## WHAT TO DO
Reproduce the listing below in full, copying every line without any change.

## DATA SHOWN
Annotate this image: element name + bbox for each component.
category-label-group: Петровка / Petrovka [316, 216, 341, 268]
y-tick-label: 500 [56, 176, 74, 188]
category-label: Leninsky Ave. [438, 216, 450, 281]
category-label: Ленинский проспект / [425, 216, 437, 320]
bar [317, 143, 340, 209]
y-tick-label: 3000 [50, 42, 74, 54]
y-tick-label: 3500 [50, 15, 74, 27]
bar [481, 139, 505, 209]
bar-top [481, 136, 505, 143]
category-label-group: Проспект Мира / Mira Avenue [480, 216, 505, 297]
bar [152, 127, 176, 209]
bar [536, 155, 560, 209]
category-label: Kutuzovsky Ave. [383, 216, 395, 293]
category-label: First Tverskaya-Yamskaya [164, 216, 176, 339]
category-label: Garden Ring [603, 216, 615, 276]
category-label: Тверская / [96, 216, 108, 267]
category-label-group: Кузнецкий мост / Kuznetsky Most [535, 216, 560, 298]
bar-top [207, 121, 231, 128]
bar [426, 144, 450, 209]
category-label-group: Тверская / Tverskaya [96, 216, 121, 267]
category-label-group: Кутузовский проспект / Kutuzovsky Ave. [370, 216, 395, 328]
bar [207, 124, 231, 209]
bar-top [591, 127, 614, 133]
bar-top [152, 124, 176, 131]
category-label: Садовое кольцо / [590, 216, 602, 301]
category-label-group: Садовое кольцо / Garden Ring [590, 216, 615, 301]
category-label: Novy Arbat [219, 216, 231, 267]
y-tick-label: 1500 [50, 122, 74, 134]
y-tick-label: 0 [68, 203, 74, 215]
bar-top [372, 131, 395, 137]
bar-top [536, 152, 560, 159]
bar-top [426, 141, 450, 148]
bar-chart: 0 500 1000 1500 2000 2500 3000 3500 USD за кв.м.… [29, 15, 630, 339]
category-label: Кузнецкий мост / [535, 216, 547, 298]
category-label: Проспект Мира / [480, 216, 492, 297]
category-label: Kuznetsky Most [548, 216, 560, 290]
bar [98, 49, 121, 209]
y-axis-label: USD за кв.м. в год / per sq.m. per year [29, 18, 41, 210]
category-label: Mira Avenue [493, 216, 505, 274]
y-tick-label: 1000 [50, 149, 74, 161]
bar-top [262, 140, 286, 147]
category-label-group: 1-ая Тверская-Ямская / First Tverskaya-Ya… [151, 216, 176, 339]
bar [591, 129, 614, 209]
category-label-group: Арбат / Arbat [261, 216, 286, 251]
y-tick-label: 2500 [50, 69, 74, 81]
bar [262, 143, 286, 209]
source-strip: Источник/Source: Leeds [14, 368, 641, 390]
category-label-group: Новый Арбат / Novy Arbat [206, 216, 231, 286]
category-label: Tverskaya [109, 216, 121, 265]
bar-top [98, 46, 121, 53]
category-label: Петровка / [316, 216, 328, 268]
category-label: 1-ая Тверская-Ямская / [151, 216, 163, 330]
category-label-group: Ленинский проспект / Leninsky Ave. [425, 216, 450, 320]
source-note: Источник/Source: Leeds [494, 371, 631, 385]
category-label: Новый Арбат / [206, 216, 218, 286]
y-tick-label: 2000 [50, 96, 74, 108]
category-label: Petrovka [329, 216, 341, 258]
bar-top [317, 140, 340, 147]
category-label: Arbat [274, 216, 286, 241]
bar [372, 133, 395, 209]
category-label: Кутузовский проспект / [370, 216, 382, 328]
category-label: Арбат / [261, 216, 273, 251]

## WORKED ANSWER
Annotate this image: element name + bbox for each component.
category-label-group: Петровка / Petrovka [316, 216, 341, 268]
y-tick-label: 500 [56, 176, 74, 188]
category-label: Leninsky Ave. [438, 216, 450, 281]
category-label: Ленинский проспект / [425, 216, 437, 320]
bar [317, 143, 340, 209]
y-tick-label: 3000 [50, 42, 74, 54]
y-tick-label: 3500 [50, 15, 74, 27]
bar [481, 139, 505, 209]
bar-top [481, 136, 505, 143]
category-label-group: Проспект Мира / Mira Avenue [480, 216, 505, 297]
bar [152, 127, 176, 209]
bar [536, 155, 560, 209]
category-label: Kutuzovsky Ave. [383, 216, 395, 293]
category-label: First Tverskaya-Yamskaya [164, 216, 176, 339]
category-label: Garden Ring [603, 216, 615, 276]
category-label: Тверская / [96, 216, 108, 267]
category-label-group: Кузнецкий мост / Kuznetsky Most [535, 216, 560, 298]
bar-top [207, 121, 231, 128]
bar [426, 144, 450, 209]
category-label-group: Тверская / Tverskaya [96, 216, 121, 267]
category-label-group: Кутузовский проспект / Kutuzovsky Ave. [370, 216, 395, 328]
bar [207, 124, 231, 209]
bar-top [591, 127, 614, 133]
bar-top [152, 124, 176, 131]
category-label: Садовое кольцо / [590, 216, 602, 301]
category-label-group: Садовое кольцо / Garden Ring [590, 216, 615, 301]
category-label: Novy Arbat [219, 216, 231, 267]
y-tick-label: 1500 [50, 122, 74, 134]
y-tick-label: 0 [68, 203, 74, 215]
bar-top [372, 131, 395, 137]
bar-top [536, 152, 560, 159]
bar-top [426, 141, 450, 148]
bar-chart: 0 500 1000 1500 2000 2500 3000 3500 USD за кв.м.… [29, 15, 630, 339]
category-label: Кузнецкий мост / [535, 216, 547, 298]
category-label: Проспект Мира / [480, 216, 492, 297]
category-label: Kuznetsky Most [548, 216, 560, 290]
bar [98, 49, 121, 209]
y-axis-label: USD за кв.м. в год / per sq.m. per year [29, 18, 41, 210]
category-label: Mira Avenue [493, 216, 505, 274]
y-tick-label: 1000 [50, 149, 74, 161]
bar-top [262, 140, 286, 147]
category-label-group: 1-ая Тверская-Ямская / First Tverskaya-Ya… [151, 216, 176, 339]
bar [591, 129, 614, 209]
category-label-group: Арбат / Arbat [261, 216, 286, 251]
y-tick-label: 2500 [50, 69, 74, 81]
bar [262, 143, 286, 209]
source-strip: Источник/Source: Leeds [14, 368, 641, 390]
category-label-group: Новый Арбат / Novy Arbat [206, 216, 231, 286]
category-label: Tverskaya [109, 216, 121, 265]
bar-top [98, 46, 121, 53]
category-label: Петровка / [316, 216, 328, 268]
category-label: 1-ая Тверская-Ямская / [151, 216, 163, 330]
category-label-group: Ленинский проспект / Leninsky Ave. [425, 216, 450, 320]
source-note: Источник/Source: Leeds [494, 371, 631, 385]
category-label: Новый Арбат / [206, 216, 218, 286]
y-tick-label: 2000 [50, 96, 74, 108]
category-label: Petrovka [329, 216, 341, 258]
bar-top [317, 140, 340, 147]
category-label: Arbat [274, 216, 286, 241]
bar [372, 133, 395, 209]
category-label: Кутузовский проспект / [370, 216, 382, 328]
category-label: Арбат / [261, 216, 273, 251]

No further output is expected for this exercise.